The Greenfield project simulates a smart city named Greenfield where a fleet of cleaning robots move around the city districts to clean the streets and measure air pollution. The project involves creating several components, including an Administrator Server, an Administrator Client, and a network of robots that coordinate through gRPC and send pollution measurements via MQTT.
This project was developed as part of the Distributed and Pervasive Systems Lab Course at the university.
The MQTT Broker is used by the cleaning robots to publish air pollution measurements to the Administrator Server. The broker operates at tcp://localhost:1883
.
The cleaning robots are the core of the project. Each robot:
- Periodically sends air pollution measurements to the Administrator Server via MQTT.
- Coordinates with other robots using gRPC to decide which robot can go for maintenance at a time.
- Simulates a sensor to detect air pollution levels, which are processed using a sliding window technique.
The Administrator Server is a REST server that manages the network of cleaning robots and collects pollution data sent via MQTT. It provides APIs to:
- Register and remove cleaning robots.
- Collect and analyze pollution measurements.
- Provide statistics to the Administrator Client.
The Administrator Client is a command-line interface that allows querying the Administrator Server for information about the robots and pollution statistics.
- Registration: Robots register with the Administrator Server, which assigns them a position in Greenfield and provides information about other robots in the system.
- Coordination: Robots use gRPC to communicate and decide which one should go for maintenance using a mutual exclusion algorithm.
- Measurement: Each robot measures air pollution (PM10 levels) and sends the average measurements to the Administrator Server every 15 seconds.
- Reporting: The Administrator Server collects pollution data from all districts and makes it available to the Administrator Client for analysis.
- Ricart and Agrawala Algorithm: The mutual exclusion for robot maintenance is implemented using the Ricart and Agrawala algorithm. This distributed algorithm ensures that only one robot at a time can access the mechanic for maintenance, avoiding conflicts. The robots coordinate through gRPC to request and grant permission to enter the critical section (maintenance).
To start the Greenfield project, follow these steps:
-
Clean the Project: Run the Gradle
clean
task to ensure that the project is built from a clean state../gradlew clean
-
Build the Project Run the Gradle build task to compile the project and generate the necessary protocol buffer files.
./gradlew build
-
Run the Administrator Server Start the Administrator Server to manage the robots and handle pollution data.
-
Allow Multiple Instances of
RobotStart
: Run multiple instances of RobotStart to simulate multiple robots in Greenfield. -
Run RobotStart Instances: Launch several robots by running multiple instances of RobotStart. Each robot will register with the Administrator Server and start its operations.
-
Run the Administrator Client: Use the Administrator Client to interact with the Administrator Server and obtain statistics or manage the robot fleet.
This project is licensed under the MIT License - see the LICENSE file for details.

PROBLEM 1:
From the Greenfield project description, copy the passage that begins at "- Reporting: The" and stops after "protocol buffer files.", renaming "mechanic" to "repair shop" along the way.
PROBLEM 2:
Translate this sentence from the Greenfield project description into Spanish: "The Administrator Client is a command-line interface that allows querying the Administrator Server for information about the robots and pollution statistics."
PROBLEM 3:
According to the Greenfield project description, how often does each robot send its average pollution measurements to the Administrator Server?
You won't need the material that comes after the text.

Structured page parsing data:
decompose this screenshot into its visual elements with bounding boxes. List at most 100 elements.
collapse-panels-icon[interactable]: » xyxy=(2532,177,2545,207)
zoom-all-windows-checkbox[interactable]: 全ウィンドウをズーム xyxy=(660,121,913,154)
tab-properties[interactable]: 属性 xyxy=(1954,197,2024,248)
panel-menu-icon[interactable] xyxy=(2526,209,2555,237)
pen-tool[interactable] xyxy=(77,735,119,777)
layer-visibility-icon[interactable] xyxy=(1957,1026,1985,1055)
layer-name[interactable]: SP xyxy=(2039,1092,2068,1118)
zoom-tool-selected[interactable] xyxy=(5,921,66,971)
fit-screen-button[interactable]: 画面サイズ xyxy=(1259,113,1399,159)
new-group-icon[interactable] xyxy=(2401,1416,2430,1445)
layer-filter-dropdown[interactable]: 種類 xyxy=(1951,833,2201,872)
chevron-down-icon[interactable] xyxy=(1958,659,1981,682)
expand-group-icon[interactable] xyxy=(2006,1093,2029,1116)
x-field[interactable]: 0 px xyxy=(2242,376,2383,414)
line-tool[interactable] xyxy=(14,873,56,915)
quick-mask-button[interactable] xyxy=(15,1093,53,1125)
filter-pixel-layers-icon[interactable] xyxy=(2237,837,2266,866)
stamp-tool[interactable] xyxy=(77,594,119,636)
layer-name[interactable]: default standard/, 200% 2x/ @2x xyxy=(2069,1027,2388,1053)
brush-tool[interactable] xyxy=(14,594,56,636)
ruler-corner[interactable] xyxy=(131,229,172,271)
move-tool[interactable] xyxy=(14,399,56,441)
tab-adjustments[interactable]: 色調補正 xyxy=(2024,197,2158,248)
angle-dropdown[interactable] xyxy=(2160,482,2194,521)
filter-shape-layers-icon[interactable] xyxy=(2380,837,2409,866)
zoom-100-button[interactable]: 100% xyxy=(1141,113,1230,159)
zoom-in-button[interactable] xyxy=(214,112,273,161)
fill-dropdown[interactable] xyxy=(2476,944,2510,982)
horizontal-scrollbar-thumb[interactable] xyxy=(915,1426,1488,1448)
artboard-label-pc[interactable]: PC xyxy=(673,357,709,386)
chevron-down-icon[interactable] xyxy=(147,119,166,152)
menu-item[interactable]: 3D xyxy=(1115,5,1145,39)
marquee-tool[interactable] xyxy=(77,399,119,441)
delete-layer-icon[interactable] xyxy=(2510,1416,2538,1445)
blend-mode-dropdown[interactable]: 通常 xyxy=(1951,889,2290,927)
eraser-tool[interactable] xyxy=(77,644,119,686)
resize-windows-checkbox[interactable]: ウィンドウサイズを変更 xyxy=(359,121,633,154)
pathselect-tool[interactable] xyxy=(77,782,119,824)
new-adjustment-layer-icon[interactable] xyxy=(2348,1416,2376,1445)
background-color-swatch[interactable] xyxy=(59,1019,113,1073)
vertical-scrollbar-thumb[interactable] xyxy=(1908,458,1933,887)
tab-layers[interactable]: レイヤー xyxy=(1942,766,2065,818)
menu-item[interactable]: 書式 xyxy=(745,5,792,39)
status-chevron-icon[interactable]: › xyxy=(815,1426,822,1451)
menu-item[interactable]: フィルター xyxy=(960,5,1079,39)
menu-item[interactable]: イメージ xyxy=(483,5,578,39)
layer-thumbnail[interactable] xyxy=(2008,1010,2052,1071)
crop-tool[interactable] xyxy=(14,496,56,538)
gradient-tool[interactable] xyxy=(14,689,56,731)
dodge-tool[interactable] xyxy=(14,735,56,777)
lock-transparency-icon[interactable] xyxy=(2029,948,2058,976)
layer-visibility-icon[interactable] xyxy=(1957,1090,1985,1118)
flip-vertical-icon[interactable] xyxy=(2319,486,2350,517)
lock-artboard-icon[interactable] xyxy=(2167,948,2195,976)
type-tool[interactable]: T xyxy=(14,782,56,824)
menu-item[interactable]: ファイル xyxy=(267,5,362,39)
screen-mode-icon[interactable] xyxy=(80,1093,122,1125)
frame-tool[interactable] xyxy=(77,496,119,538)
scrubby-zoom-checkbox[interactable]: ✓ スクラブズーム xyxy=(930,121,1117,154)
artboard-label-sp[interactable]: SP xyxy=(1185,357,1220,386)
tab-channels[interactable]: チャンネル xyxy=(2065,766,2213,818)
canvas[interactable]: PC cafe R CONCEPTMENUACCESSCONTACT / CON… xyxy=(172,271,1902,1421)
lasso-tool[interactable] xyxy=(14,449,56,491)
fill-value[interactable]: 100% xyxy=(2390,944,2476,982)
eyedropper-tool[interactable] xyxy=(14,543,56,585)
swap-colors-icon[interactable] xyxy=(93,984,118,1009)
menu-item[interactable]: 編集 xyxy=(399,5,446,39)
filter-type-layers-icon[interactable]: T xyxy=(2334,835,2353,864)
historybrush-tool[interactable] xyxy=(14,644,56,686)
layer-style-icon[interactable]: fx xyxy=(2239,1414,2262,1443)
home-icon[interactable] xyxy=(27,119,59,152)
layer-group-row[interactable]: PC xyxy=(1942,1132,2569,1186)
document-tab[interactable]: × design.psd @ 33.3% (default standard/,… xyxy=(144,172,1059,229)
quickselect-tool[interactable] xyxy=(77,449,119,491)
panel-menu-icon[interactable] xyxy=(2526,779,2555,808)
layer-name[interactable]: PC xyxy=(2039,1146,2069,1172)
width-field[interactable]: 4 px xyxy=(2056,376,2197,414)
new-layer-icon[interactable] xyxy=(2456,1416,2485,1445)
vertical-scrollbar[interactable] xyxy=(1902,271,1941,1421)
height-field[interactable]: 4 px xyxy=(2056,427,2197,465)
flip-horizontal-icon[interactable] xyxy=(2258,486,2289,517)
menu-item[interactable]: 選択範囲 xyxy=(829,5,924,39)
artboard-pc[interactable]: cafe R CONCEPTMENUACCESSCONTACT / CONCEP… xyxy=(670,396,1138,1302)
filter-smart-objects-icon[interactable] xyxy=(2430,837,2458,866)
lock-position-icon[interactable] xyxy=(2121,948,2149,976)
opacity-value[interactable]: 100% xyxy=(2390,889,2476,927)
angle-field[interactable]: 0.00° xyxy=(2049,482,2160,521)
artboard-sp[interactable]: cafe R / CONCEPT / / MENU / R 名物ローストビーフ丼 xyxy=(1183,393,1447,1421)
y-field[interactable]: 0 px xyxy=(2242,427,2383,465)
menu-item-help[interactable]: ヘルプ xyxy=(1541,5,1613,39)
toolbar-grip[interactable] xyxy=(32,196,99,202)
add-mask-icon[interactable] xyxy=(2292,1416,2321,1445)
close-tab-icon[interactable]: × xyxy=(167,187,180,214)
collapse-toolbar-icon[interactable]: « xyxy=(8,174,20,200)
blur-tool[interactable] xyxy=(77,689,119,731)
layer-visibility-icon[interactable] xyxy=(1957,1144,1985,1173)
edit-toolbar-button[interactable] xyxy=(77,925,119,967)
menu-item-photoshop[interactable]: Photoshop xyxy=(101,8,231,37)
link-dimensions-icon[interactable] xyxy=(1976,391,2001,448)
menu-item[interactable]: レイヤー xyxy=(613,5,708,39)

RESPONSE BOX 1:
- Reporting: The Administrator Server collects pollution data from all districts and makes it available to the Administrator Client for analysis.
- Ricart and Agrawala Algorithm: The mutual exclusion for robot maintenance is implemented using the Ricart and Agrawala algorithm. This distributed algorithm ensures that only one robot at a time can access the repair shop for maintenance, avoiding conflicts. The robots coordinate through gRPC to request and grant permission to enter the critical section (maintenance).
To start the Greenfield project, follow these steps:
-
Clean the Project: Run the Gradle
clean
task to ensure that the project is built from a clean state../gradlew clean
-
Build the Project Run the Gradle build task to compile the project and generate the necessary protocol buffer files.

RESPONSE BOX 2:
El Administrator Client es una interfaz de línea de comandos que permite consultar al Administrator Server para obtener información sobre los robots y las estadísticas de contaminación.

RESPONSE BOX 3:
Every 15 seconds.